→ Data for this exercise:
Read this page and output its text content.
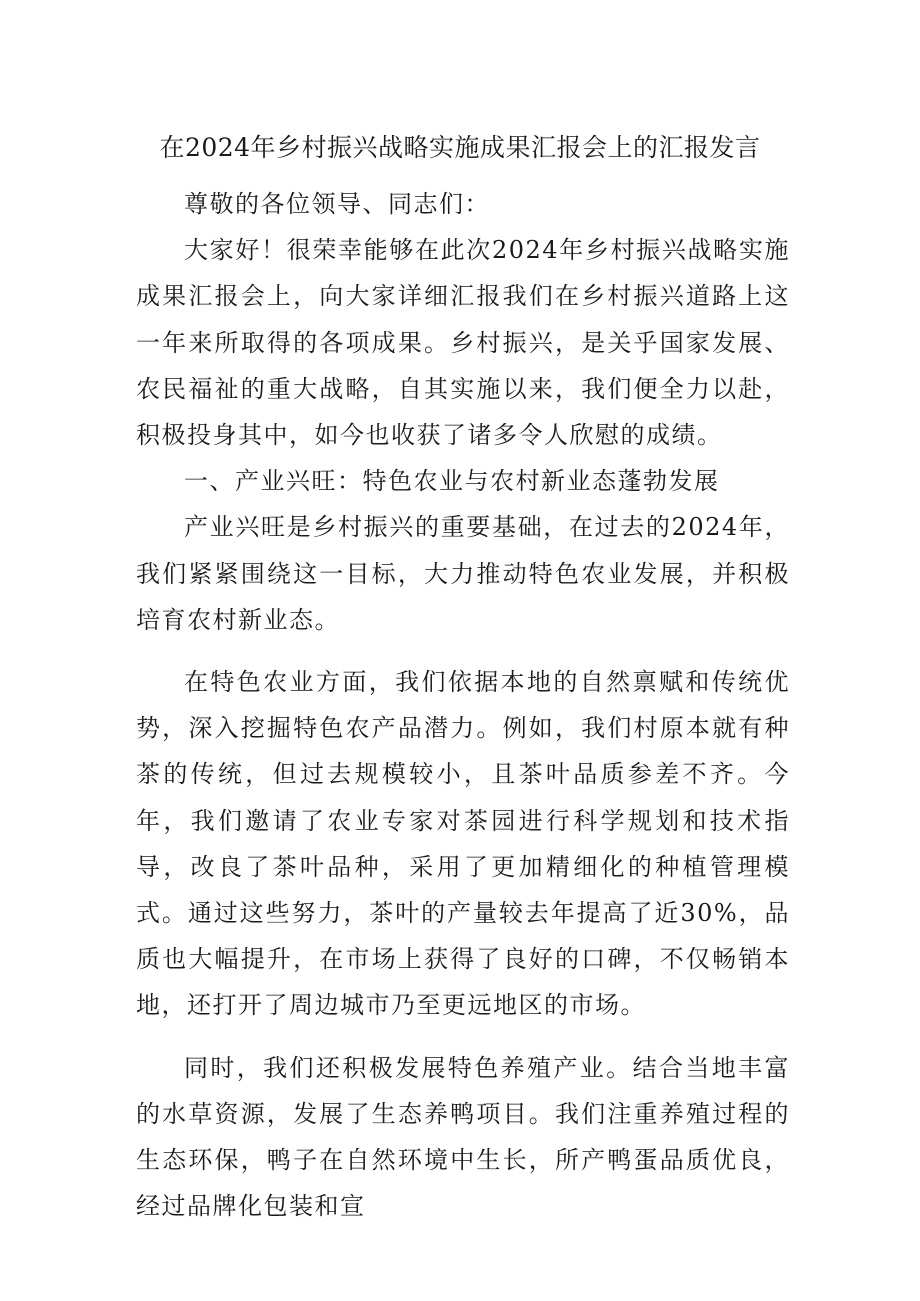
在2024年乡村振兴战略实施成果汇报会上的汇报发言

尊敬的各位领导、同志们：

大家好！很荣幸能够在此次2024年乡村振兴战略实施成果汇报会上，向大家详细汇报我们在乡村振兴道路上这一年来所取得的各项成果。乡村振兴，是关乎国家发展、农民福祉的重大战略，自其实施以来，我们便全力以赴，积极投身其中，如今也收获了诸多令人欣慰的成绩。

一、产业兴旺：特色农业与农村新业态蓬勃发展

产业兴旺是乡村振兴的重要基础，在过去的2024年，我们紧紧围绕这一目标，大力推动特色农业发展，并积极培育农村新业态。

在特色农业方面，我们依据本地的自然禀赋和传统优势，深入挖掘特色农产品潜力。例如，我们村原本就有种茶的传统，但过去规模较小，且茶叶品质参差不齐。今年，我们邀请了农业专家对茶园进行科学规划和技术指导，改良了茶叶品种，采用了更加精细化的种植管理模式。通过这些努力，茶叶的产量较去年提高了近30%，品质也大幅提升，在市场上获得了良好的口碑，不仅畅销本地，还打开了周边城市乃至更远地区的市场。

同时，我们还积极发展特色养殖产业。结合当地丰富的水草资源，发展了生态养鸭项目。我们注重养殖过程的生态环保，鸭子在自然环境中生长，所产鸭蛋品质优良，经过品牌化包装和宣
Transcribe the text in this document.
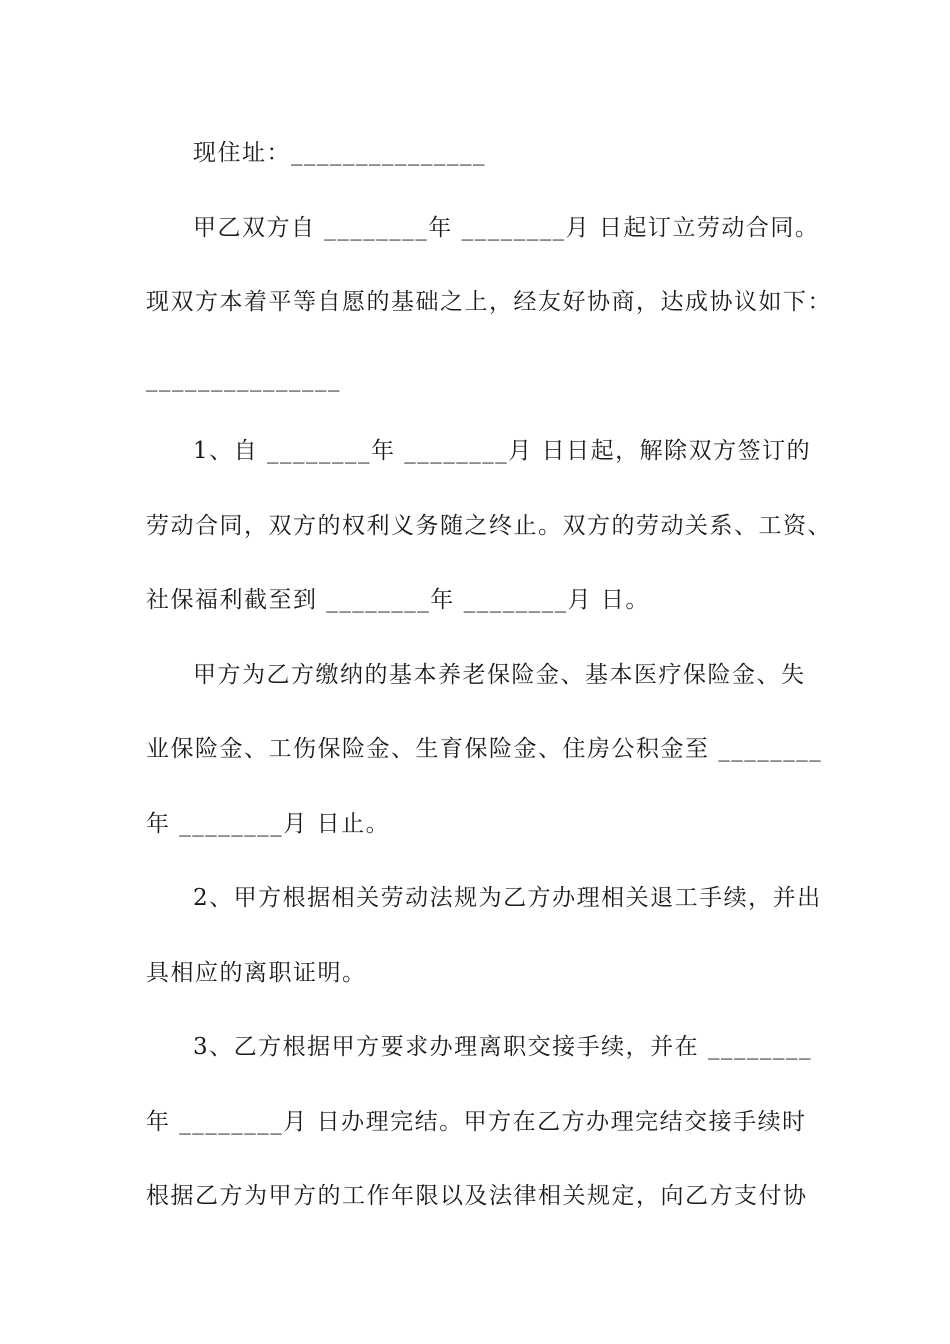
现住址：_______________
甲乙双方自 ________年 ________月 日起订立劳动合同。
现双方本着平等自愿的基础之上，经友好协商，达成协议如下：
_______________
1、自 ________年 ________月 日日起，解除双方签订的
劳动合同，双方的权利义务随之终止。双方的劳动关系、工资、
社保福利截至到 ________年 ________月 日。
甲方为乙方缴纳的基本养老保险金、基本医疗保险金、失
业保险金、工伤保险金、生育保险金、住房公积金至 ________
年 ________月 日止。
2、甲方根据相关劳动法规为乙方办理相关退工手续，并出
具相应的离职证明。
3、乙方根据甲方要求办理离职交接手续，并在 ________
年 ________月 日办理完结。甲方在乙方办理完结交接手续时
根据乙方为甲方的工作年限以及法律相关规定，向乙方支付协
...
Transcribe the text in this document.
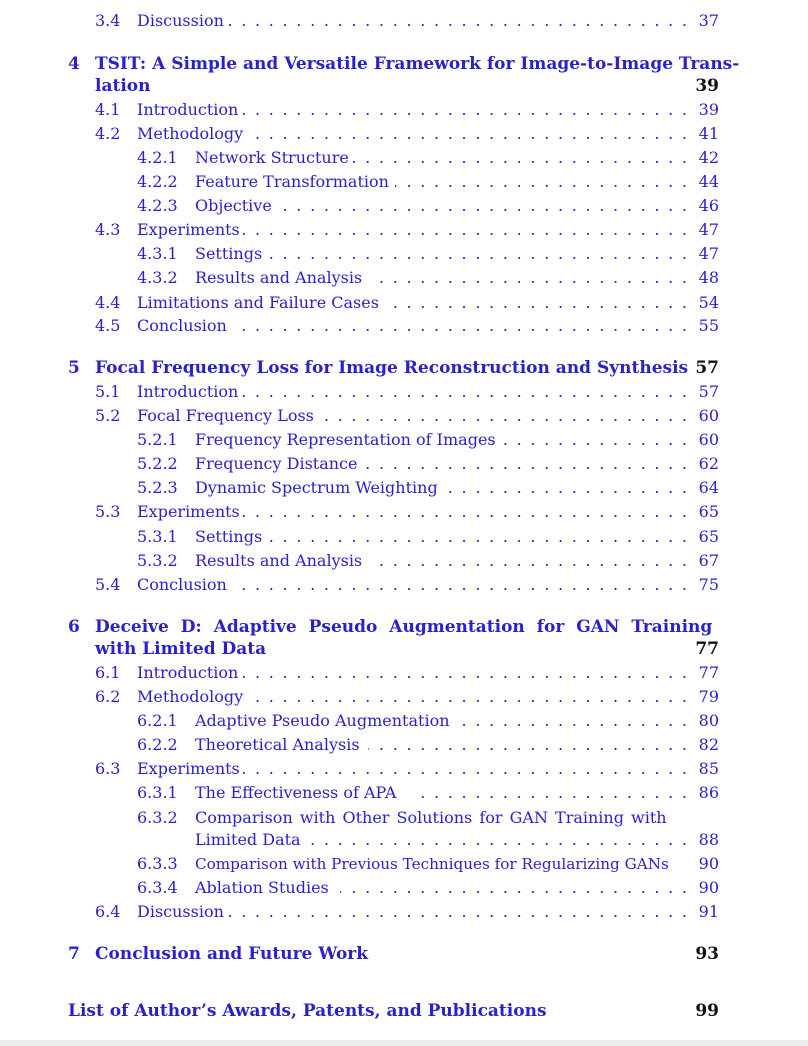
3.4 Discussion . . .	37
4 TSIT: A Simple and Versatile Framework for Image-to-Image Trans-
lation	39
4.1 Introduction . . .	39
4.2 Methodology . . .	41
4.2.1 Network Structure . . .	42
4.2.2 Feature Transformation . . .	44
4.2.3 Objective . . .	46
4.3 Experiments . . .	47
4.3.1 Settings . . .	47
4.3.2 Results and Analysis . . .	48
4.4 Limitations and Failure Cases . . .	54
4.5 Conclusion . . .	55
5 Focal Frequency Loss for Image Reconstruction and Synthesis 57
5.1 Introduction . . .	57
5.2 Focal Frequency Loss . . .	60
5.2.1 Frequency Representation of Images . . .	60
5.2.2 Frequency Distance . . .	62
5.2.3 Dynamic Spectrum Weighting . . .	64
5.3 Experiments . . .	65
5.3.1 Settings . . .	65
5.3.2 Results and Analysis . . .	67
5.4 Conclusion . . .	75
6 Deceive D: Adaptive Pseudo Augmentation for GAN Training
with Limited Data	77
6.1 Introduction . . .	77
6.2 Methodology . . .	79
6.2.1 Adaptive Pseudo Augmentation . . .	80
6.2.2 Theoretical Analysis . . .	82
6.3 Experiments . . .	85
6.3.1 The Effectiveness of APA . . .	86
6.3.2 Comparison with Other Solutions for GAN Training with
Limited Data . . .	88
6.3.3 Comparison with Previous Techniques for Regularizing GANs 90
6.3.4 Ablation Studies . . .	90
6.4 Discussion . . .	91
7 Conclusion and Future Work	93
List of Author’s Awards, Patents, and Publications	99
==
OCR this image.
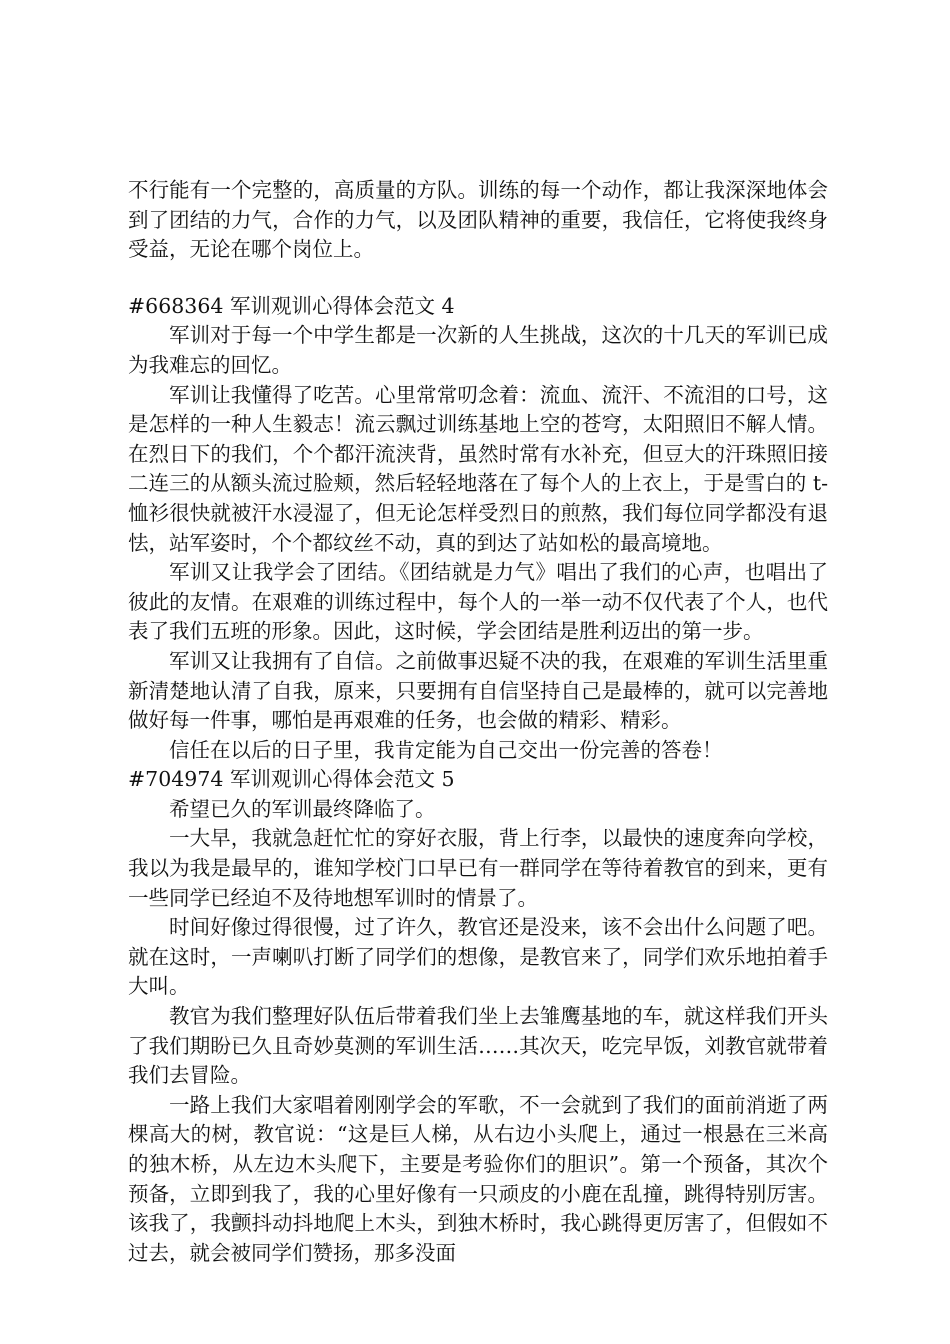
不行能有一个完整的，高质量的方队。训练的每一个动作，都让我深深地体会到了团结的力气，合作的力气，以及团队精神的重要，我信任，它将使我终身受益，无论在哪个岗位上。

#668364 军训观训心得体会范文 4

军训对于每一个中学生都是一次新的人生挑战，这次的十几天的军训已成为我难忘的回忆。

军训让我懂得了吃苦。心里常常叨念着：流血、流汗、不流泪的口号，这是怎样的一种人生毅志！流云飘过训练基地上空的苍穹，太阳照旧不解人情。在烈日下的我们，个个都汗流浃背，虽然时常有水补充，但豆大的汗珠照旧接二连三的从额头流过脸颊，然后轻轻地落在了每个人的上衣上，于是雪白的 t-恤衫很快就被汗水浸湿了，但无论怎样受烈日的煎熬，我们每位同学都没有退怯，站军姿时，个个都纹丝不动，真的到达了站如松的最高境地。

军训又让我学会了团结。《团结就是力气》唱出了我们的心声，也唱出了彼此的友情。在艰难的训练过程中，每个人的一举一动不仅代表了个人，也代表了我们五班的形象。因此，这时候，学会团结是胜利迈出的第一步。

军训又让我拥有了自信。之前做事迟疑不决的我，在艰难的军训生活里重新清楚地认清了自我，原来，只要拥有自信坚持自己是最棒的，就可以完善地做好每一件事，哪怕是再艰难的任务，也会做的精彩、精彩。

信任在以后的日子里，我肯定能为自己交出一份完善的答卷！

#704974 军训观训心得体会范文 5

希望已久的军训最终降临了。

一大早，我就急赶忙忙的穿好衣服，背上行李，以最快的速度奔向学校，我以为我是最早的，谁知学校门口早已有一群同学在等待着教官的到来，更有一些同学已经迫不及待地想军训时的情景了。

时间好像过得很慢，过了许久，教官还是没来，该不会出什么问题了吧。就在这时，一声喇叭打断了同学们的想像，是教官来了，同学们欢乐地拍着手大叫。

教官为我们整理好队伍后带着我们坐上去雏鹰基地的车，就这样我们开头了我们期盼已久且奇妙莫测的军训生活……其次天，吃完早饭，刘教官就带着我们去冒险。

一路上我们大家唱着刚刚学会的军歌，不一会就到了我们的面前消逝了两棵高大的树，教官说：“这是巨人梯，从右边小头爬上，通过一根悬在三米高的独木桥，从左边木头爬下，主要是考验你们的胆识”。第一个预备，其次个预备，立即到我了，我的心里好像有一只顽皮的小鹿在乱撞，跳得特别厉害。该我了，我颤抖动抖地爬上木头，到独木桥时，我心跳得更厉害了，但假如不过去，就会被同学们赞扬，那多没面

→ What you are asked to do: Find and copy each line above that includes the string "Loss".

→ Finished answer:
5 Focal Frequency Loss for Image Reconstruction and Synthesis 57
5.2 Focal Frequency Loss . . .	60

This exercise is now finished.